--- PASSAGE GIVEN ---
If CA secedes the US federal government has as much a say in the land as a goat in Andorra does. Those lands will be owned by the new country.

You do realize that is exactly what South Carolina's attitude was toward Fort Sumter, don't you?
 
You do realize that is exactly what South Carolina's attitude was toward Fort Sumter, don't you?

The difference is Trumpworld and its inhabitants want CA to leave...well, until we do...

At least we'd be leaving for freedom not to maintain slavery.

And in few months, you'd be really wanting some fruits and nuts...
 
You do realize that is exactly what South Carolina's attitude was toward Fort Sumter, don't you?

Didn't this whole right to succeed thing get settled 150 years ago.

Ca leaves, war is hell/march to the sea, maybe carve out a small state west ca, occupy/reconstruction until new political reality takes hold.
 
Yep march across those deserts to get here. That should be easy to do. It's not like you'll be out in the open or that we wouldn't have drones to keep you away.

Oh yeah, we have nukes.
 
Yep march across those deserts to get here. That should be easy to do. It's not like you'll be out in the open or that we wouldn't have drones to keep you away.

Oh yeah, we have nukes.

Cpl Crotch Rot opines
 
Yep march across those deserts to get here. That should be easy to do. It's not like you'll be out in the open or that we wouldn't have drones to keep you away.

Oh yeah, we have nukes.
--- INFORMATION GIVEN ---
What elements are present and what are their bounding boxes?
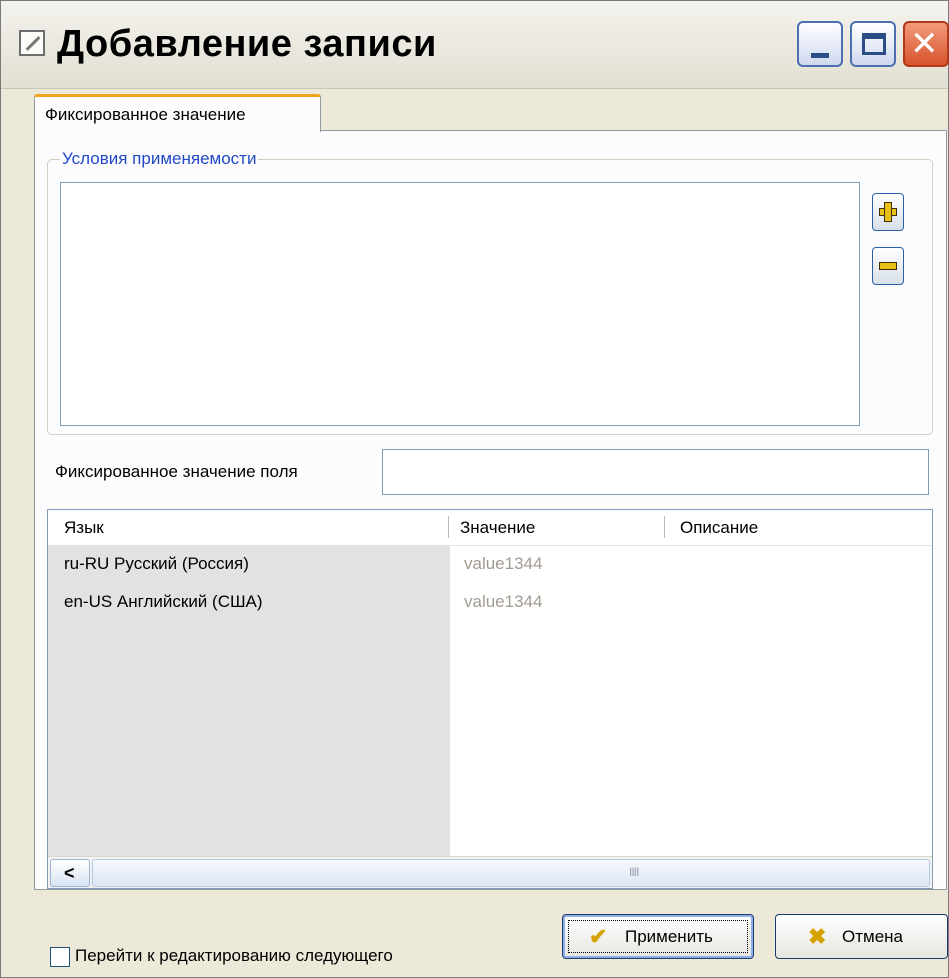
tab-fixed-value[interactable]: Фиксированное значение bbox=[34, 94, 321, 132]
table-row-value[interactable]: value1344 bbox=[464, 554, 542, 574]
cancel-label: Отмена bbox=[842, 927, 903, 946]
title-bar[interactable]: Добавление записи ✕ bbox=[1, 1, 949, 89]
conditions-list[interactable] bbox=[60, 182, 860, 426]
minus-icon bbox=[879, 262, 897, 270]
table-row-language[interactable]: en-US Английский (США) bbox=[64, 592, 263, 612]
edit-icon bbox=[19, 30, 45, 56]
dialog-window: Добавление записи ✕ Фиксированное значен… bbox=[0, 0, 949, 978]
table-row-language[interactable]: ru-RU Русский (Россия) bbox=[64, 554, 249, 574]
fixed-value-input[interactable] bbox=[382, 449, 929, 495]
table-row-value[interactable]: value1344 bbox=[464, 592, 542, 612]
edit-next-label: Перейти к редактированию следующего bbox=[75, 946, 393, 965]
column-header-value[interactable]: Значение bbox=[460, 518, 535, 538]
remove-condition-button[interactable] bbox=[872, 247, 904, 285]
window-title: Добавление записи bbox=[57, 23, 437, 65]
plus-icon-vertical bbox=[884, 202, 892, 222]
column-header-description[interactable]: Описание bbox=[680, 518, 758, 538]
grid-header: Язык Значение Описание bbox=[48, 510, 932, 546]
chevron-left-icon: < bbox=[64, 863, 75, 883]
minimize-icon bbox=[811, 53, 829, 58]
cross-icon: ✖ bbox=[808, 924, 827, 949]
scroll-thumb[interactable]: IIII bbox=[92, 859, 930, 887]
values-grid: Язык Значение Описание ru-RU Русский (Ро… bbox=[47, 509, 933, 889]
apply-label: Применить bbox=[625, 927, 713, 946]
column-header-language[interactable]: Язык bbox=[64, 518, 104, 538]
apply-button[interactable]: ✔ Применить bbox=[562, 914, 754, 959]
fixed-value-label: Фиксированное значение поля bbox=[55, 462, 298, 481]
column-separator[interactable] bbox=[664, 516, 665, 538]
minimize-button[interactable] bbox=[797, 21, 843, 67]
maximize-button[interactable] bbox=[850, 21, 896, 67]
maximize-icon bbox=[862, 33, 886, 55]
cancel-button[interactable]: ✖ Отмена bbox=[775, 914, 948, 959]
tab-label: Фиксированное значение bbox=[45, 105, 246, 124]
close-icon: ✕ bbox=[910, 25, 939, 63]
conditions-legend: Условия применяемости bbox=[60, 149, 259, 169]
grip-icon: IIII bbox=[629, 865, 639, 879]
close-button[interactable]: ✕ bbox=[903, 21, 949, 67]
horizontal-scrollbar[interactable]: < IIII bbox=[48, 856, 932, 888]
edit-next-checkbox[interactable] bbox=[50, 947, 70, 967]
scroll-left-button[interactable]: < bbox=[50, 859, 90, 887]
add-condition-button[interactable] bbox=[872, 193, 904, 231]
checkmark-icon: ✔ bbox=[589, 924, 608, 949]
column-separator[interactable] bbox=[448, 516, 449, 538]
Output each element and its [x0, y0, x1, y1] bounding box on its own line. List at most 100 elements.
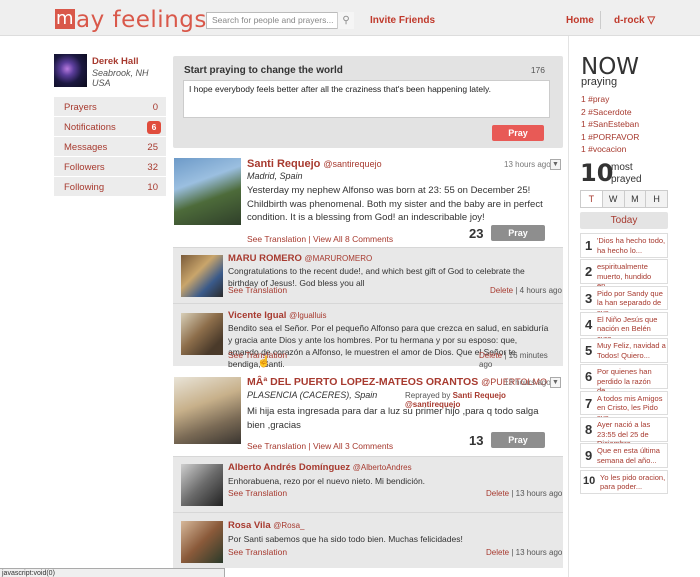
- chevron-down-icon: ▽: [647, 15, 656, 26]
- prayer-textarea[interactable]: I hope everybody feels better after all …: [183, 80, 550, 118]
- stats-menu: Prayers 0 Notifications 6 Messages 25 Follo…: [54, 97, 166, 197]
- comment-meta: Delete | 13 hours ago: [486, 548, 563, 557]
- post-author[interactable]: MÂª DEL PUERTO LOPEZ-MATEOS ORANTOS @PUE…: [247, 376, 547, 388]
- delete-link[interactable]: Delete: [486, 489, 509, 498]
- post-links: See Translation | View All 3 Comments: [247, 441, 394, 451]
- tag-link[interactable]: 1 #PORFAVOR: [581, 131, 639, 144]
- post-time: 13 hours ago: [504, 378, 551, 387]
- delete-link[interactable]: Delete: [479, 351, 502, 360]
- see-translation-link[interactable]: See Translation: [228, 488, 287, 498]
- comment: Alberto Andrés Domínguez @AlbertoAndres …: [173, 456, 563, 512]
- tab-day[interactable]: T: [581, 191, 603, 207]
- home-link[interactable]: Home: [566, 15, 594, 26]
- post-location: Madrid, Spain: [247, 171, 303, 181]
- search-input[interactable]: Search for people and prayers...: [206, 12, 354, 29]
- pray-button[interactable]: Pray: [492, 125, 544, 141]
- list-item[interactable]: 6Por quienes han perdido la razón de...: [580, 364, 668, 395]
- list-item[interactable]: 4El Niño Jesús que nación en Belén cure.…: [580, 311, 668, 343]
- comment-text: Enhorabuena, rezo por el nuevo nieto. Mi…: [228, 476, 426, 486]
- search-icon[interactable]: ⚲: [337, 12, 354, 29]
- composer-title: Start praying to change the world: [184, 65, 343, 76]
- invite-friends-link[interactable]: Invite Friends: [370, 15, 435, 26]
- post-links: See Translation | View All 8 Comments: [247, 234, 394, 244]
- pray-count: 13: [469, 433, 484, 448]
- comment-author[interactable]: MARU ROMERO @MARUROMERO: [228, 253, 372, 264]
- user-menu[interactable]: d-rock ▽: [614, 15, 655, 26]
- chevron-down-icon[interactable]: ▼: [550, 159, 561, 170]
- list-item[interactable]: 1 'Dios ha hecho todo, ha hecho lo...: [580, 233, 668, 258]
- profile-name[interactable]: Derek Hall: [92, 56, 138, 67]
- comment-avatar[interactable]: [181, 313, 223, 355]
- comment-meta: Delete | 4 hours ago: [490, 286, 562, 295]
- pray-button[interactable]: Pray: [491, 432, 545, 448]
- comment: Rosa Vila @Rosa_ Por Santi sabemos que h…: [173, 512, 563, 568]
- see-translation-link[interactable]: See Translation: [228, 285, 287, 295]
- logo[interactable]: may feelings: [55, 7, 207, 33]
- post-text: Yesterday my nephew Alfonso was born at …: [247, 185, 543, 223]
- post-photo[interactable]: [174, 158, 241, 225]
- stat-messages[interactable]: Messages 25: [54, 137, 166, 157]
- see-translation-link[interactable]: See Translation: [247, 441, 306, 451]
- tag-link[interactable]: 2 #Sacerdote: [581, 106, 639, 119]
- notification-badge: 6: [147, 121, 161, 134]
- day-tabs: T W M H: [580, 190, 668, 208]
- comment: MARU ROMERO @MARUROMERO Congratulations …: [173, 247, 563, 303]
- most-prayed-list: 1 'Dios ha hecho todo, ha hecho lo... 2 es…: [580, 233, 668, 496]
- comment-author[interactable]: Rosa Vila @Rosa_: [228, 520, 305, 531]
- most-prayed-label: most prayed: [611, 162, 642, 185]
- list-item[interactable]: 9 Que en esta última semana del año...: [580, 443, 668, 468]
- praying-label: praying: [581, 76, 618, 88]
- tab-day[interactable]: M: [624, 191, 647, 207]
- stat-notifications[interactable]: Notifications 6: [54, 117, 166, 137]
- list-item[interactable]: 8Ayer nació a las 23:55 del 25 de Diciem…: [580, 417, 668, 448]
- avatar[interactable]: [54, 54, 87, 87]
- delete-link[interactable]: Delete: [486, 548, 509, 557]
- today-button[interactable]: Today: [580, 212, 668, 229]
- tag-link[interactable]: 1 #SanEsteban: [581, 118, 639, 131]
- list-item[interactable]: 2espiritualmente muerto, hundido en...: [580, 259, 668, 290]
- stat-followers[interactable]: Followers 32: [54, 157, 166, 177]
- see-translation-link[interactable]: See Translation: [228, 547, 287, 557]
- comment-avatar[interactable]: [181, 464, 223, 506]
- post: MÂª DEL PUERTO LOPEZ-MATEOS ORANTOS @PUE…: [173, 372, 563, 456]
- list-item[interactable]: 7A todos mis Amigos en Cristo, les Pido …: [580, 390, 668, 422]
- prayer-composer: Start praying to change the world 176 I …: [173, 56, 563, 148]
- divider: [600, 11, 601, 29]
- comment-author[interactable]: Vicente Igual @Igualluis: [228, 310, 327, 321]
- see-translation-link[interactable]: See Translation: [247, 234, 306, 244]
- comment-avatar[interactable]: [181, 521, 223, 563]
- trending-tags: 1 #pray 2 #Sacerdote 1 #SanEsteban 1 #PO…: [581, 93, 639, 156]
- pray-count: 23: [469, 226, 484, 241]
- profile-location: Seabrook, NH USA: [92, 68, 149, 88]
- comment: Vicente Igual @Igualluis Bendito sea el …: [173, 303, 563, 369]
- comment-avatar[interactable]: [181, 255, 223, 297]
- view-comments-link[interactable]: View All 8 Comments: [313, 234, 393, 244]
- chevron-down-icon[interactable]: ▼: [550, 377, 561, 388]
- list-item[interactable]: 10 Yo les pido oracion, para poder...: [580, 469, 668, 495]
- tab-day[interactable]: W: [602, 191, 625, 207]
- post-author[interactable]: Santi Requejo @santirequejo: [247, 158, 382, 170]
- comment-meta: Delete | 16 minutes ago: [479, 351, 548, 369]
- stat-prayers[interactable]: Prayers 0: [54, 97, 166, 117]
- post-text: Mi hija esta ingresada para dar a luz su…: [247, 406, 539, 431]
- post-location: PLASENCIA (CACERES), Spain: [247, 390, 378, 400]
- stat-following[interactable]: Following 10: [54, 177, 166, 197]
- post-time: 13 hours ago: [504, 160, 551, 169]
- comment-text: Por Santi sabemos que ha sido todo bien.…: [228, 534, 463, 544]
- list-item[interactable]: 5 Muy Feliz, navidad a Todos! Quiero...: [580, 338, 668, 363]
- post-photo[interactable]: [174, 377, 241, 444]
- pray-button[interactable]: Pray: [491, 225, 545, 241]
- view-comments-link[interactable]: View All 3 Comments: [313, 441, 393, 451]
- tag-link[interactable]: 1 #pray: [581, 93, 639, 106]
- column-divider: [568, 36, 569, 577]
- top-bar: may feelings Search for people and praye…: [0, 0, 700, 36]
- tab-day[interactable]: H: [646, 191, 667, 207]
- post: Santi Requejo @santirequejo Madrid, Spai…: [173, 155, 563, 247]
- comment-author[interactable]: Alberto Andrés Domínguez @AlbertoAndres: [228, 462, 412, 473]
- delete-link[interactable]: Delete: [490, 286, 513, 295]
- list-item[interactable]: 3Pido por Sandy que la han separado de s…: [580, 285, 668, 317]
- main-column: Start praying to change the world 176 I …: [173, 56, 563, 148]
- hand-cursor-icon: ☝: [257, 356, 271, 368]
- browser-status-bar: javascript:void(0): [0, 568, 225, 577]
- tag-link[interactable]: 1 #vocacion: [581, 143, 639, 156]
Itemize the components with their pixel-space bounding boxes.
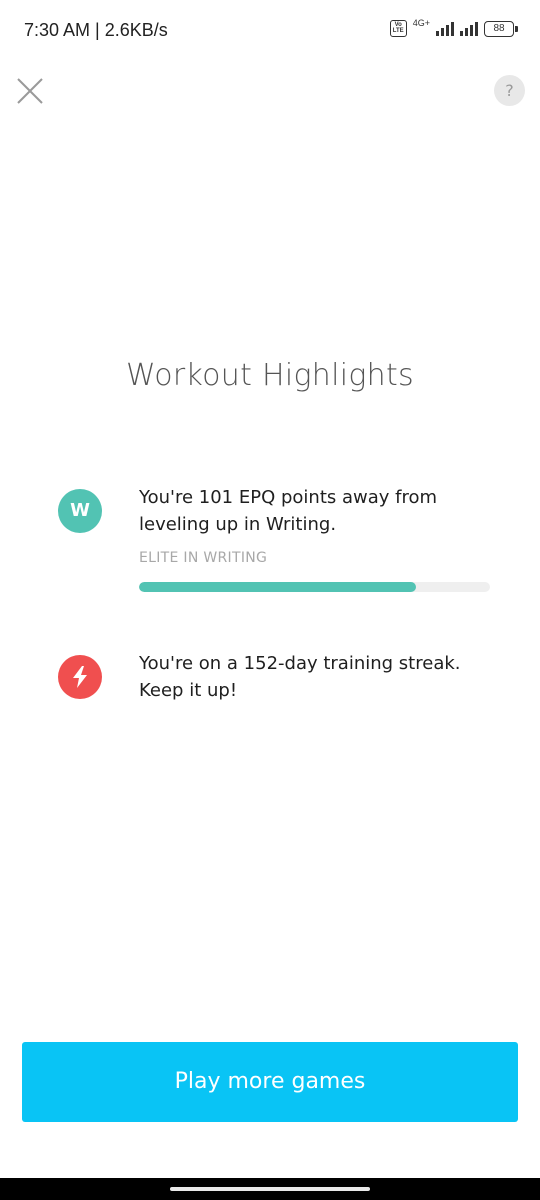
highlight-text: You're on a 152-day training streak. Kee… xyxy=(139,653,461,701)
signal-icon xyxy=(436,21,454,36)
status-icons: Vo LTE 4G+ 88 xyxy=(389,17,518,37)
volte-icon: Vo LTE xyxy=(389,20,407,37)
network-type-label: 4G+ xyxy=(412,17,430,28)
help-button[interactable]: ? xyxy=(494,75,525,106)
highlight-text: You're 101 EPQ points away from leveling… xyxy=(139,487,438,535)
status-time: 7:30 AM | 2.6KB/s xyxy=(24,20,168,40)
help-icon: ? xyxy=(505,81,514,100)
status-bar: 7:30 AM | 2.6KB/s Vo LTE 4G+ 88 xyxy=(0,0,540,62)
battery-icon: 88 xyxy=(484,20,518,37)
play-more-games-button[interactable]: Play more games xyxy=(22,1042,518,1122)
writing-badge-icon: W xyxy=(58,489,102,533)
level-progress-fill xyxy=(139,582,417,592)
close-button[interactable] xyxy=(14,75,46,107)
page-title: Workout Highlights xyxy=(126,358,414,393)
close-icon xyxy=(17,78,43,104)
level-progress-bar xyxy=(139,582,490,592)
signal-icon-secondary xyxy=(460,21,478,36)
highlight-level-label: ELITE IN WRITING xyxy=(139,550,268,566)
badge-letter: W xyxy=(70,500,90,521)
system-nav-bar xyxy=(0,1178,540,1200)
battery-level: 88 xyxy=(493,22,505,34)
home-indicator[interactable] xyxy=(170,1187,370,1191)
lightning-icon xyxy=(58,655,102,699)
---
WORK TO BE COMPLETED: Please copy the part of the California secession discussion starting with "If CA secedes" and going on through "to maintain slavery.", word for word.

SOLUTION TO THIS EXERCISE:
If CA secedes the US federal government has as much a say in the land as a goat in Andorra does. Those lands will be owned by the new country.

You do realize that is exactly what South Carolina's attitude was toward Fort Sumter, don't you?
 
You do realize that is exactly what South Carolina's attitude was toward Fort Sumter, don't you?

The difference is Trumpworld and its inhabitants want CA to leave...well, until we do...

At least we'd be leaving for freedom not to maintain slavery.